▸ Written task
Find the word "rozumowania" in the listing; pull out each line holding it.

_ _ _ _ _

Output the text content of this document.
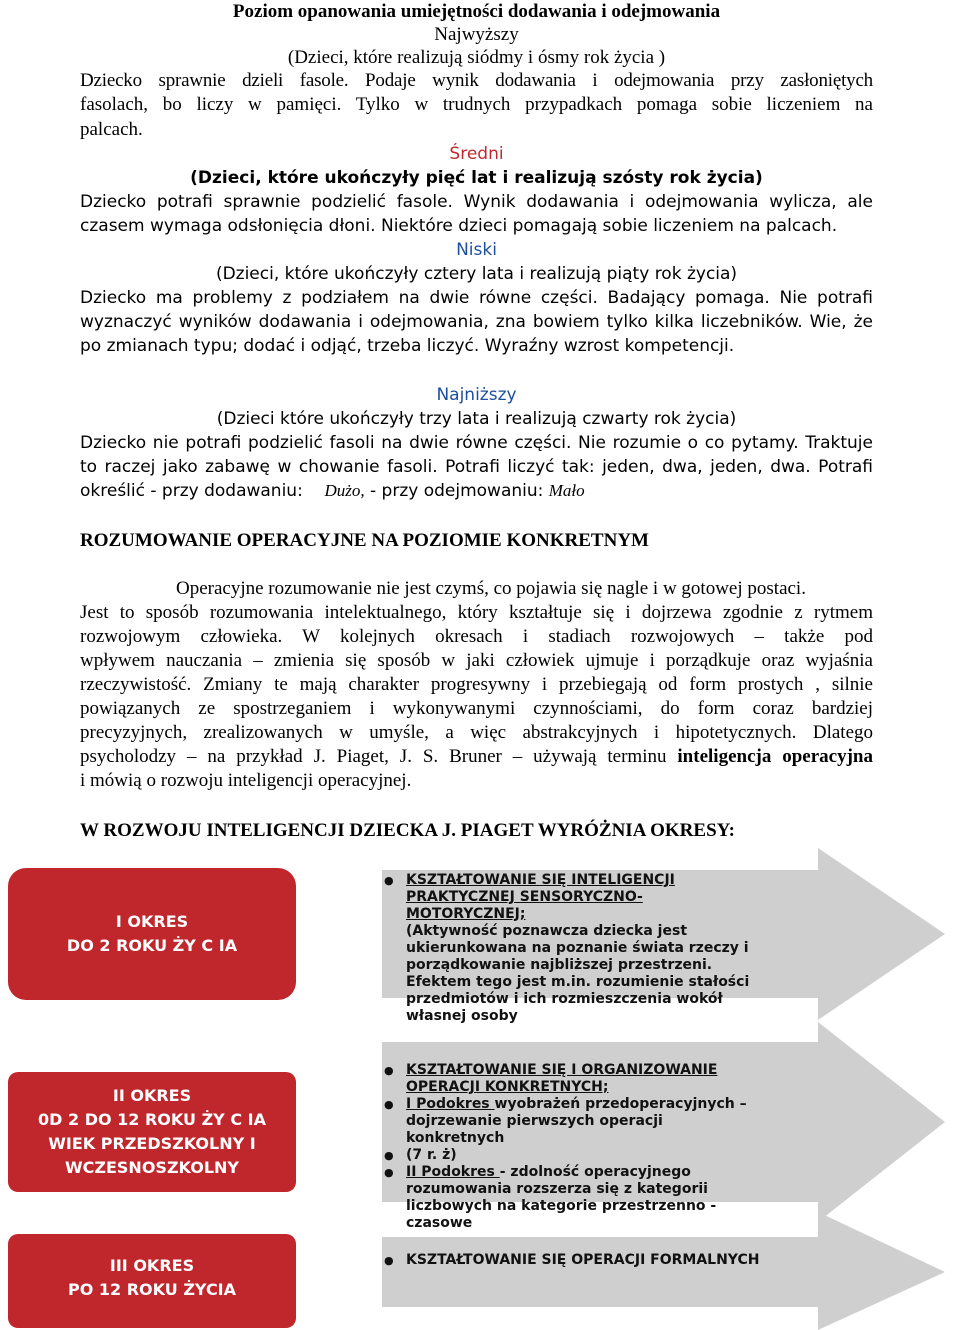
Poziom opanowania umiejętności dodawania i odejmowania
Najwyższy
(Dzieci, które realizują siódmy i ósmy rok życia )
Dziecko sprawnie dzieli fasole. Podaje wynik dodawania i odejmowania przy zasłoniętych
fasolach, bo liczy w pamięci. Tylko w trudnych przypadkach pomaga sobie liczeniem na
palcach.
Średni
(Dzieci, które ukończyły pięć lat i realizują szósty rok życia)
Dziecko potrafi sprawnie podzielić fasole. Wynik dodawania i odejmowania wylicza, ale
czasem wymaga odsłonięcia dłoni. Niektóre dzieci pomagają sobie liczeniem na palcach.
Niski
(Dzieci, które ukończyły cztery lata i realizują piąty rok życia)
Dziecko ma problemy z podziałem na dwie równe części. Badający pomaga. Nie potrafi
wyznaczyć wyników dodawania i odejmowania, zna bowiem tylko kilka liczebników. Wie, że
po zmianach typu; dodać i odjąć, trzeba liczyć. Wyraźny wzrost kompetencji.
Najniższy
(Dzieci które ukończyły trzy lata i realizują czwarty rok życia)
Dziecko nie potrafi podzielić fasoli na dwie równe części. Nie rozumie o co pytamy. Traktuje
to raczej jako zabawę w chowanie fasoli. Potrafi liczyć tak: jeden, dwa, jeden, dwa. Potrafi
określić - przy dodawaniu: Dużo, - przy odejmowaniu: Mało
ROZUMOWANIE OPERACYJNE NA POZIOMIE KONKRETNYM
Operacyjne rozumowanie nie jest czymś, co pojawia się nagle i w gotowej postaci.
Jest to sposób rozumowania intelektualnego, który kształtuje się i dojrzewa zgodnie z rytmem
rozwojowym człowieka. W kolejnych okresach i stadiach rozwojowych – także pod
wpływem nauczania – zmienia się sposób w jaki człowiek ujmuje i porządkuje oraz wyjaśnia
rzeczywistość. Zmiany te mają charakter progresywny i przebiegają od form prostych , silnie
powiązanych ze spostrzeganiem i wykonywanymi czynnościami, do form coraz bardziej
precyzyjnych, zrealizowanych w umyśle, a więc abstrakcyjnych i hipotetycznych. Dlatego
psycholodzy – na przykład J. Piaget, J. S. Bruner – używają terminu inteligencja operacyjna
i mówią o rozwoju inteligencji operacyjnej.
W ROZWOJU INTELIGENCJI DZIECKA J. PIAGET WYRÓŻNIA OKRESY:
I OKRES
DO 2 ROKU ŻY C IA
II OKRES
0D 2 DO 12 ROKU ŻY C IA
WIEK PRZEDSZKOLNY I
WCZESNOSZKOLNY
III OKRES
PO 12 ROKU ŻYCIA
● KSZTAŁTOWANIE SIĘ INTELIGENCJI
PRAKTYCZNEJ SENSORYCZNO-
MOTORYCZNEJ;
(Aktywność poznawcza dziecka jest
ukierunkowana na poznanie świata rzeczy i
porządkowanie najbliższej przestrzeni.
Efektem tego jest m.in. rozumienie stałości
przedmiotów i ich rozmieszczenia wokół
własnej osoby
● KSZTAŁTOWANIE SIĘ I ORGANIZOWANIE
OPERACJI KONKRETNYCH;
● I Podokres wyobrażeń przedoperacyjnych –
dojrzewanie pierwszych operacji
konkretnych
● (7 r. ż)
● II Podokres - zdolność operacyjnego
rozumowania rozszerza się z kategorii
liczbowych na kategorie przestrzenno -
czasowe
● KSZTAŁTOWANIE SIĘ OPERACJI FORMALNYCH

_ _ _ _ _

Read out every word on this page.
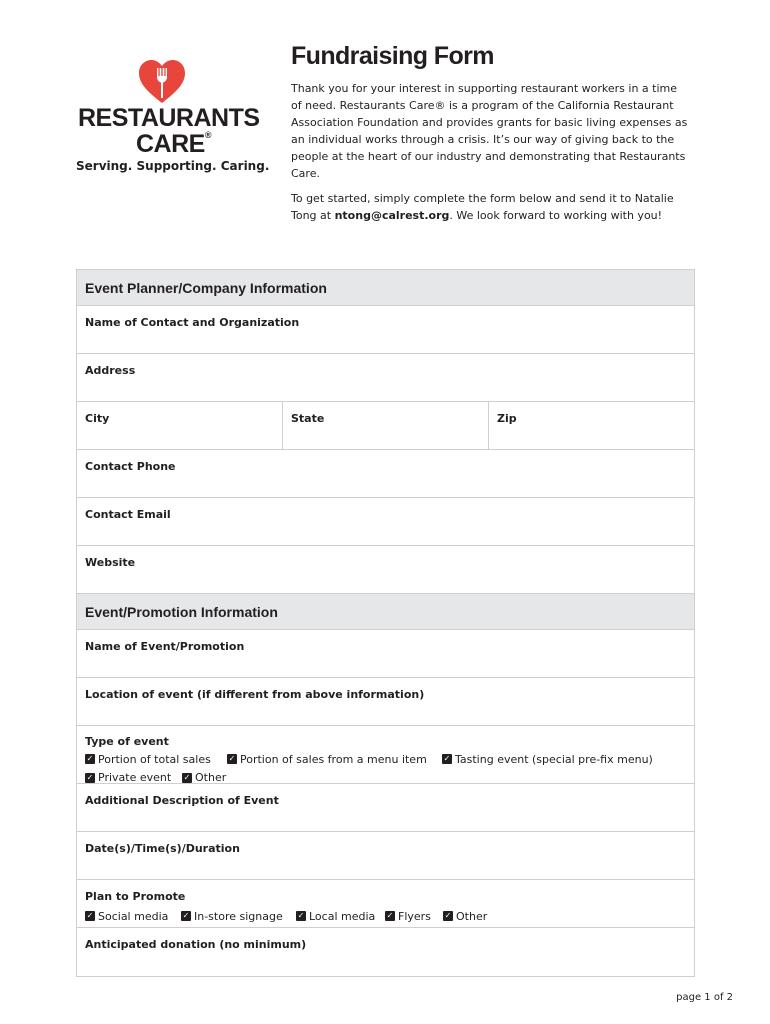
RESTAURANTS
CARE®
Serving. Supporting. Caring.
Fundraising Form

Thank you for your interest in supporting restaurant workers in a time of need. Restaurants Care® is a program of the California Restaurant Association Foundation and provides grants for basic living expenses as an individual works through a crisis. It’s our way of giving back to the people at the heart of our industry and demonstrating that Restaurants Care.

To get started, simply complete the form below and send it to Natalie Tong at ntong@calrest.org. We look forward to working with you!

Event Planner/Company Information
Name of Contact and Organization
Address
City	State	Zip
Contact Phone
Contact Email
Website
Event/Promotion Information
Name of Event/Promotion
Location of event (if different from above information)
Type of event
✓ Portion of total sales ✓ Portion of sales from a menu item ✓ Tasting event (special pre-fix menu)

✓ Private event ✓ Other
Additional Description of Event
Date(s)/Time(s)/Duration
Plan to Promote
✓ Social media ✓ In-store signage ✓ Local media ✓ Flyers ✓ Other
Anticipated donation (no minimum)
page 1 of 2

_ _ _ _ _

▸ Exercise response
Jest to sposób rozumowania intelektualnego, który kształtuje się i dojrzewa zgodnie z rytmem
rozumowania rozszerza się z kategorii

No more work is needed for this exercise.